→ GIVEN TASK: Collect all the lines that mention the word "Rate".

→ DATA PROVIDED:
================
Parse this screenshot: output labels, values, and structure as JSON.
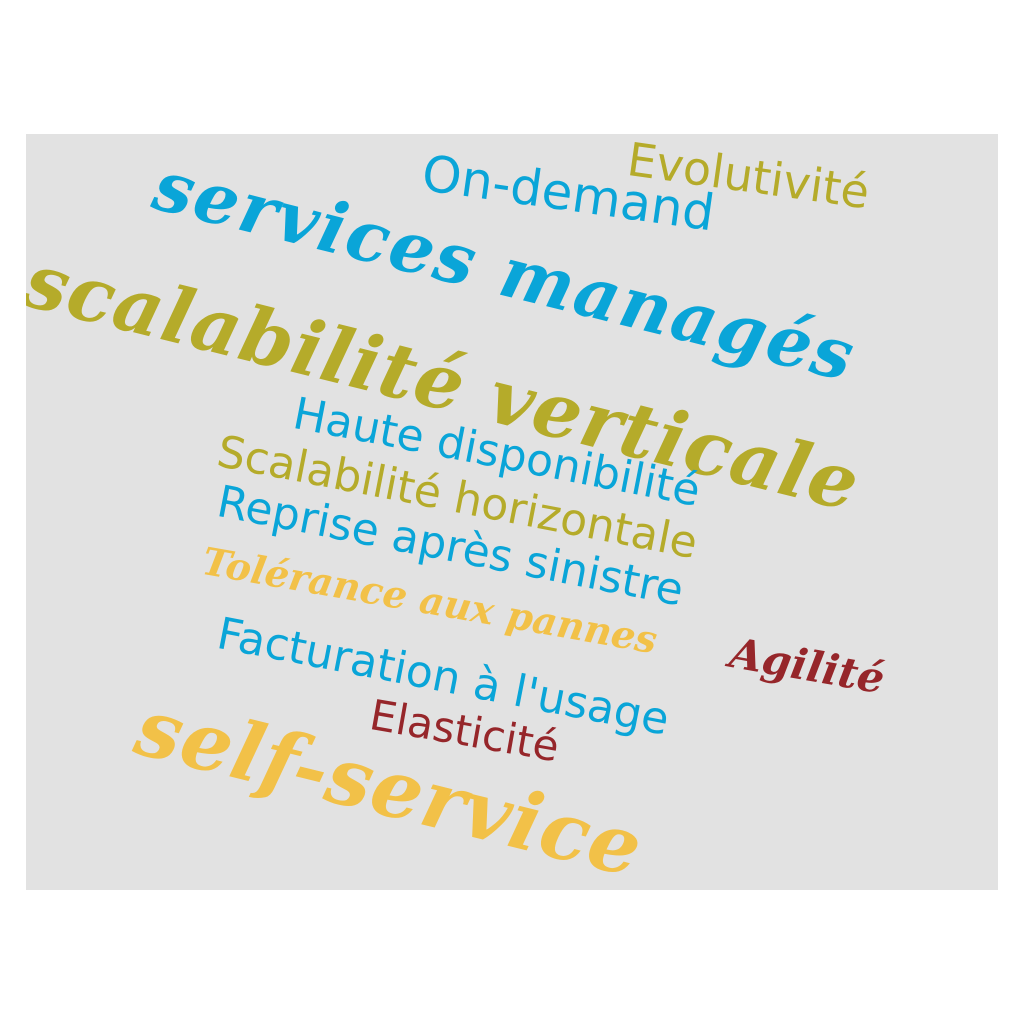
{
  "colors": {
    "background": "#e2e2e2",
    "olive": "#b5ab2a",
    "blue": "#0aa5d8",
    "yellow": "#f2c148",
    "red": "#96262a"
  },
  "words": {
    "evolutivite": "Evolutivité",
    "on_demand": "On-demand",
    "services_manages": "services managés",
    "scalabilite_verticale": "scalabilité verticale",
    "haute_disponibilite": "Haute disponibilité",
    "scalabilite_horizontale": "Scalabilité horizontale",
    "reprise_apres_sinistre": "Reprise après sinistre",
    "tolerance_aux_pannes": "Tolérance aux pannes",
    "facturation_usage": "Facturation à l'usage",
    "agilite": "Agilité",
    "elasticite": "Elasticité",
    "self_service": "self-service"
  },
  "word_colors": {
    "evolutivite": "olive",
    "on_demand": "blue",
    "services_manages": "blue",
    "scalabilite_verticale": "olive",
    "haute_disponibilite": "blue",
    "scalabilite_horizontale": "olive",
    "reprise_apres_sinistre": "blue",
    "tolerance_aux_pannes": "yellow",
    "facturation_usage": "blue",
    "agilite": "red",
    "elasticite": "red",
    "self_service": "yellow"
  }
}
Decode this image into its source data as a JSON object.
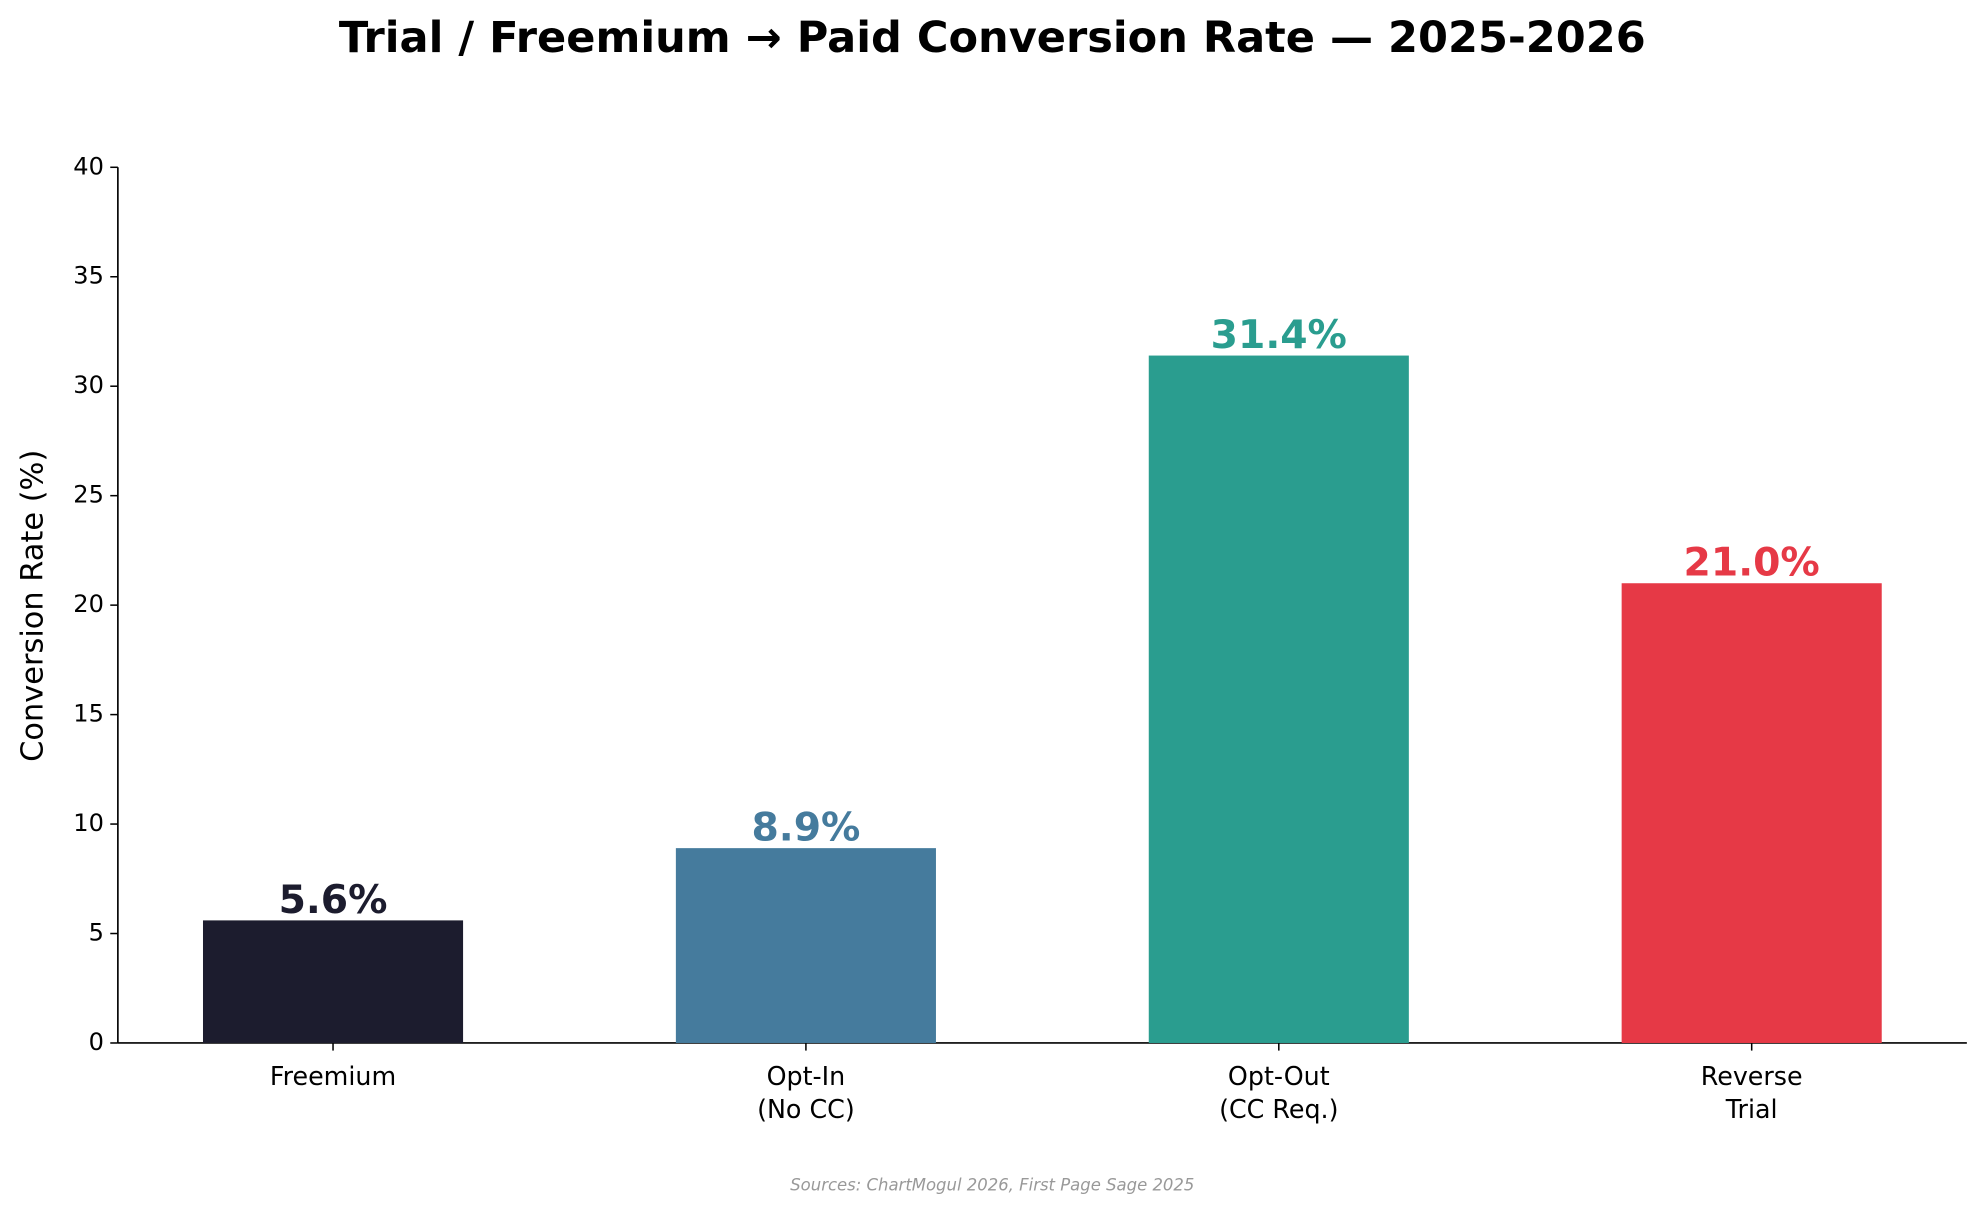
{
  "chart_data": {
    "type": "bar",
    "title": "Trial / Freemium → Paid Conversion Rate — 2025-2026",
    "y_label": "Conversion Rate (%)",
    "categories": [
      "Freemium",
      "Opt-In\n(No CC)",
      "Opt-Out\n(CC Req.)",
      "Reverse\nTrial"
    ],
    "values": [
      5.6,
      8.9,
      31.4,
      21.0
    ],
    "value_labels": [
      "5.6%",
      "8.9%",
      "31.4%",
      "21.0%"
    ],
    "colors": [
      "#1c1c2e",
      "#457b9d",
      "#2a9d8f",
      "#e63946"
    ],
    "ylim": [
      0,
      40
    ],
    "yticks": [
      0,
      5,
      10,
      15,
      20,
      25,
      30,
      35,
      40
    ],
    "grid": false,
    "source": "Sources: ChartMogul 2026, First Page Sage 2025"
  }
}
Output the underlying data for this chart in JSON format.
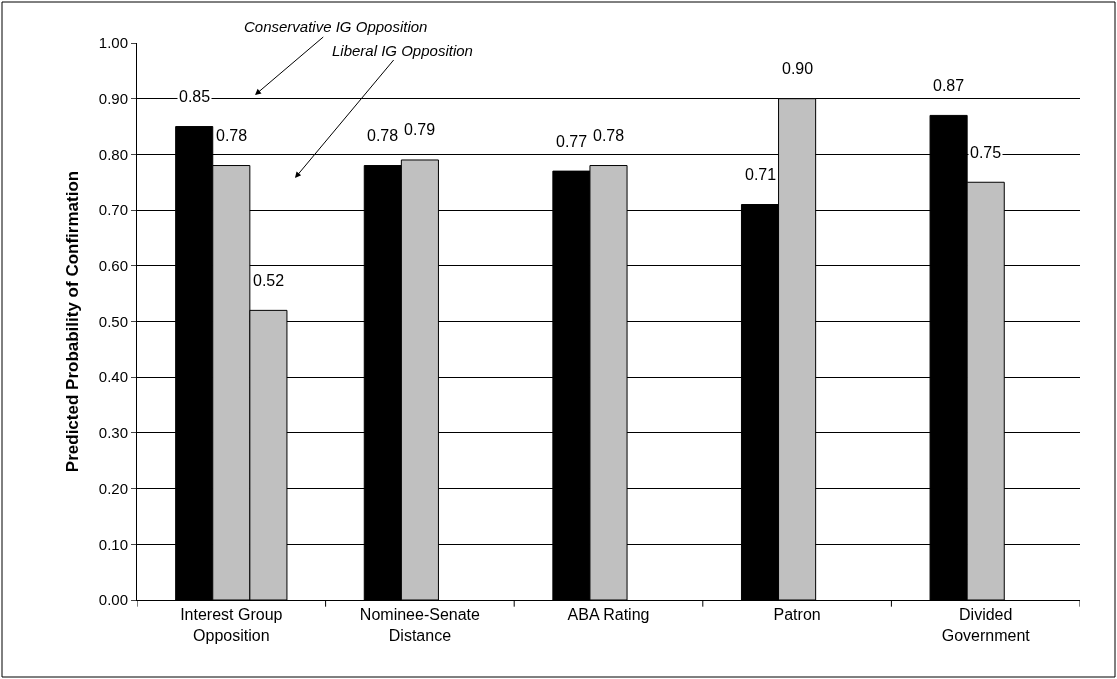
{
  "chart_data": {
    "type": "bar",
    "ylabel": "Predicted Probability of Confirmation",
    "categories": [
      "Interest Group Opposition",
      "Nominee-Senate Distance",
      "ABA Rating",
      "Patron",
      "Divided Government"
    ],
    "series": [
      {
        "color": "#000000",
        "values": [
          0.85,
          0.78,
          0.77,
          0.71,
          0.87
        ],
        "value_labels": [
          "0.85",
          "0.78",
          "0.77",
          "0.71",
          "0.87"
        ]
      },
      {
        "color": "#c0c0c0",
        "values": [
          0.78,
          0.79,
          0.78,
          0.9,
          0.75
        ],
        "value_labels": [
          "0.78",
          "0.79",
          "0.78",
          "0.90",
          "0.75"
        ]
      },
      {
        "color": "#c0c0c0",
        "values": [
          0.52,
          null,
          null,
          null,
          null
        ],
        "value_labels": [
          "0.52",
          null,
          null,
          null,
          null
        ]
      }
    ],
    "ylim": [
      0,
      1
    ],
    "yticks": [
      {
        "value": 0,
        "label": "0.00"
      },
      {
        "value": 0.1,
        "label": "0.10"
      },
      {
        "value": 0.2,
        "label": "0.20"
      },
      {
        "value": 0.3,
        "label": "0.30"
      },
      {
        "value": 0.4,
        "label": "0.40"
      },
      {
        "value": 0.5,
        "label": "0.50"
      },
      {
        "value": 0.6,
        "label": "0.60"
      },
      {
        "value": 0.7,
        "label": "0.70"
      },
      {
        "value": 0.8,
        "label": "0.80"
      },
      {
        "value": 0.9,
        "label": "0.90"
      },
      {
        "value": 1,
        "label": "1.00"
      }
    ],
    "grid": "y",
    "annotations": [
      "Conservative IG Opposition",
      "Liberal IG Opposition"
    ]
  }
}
================
→ WRITTEN ANSWER:
    "title": "Trial / Freemium → Paid Conversion Rate — 2025-2026",
    "y_label": "Conversion Rate (%)",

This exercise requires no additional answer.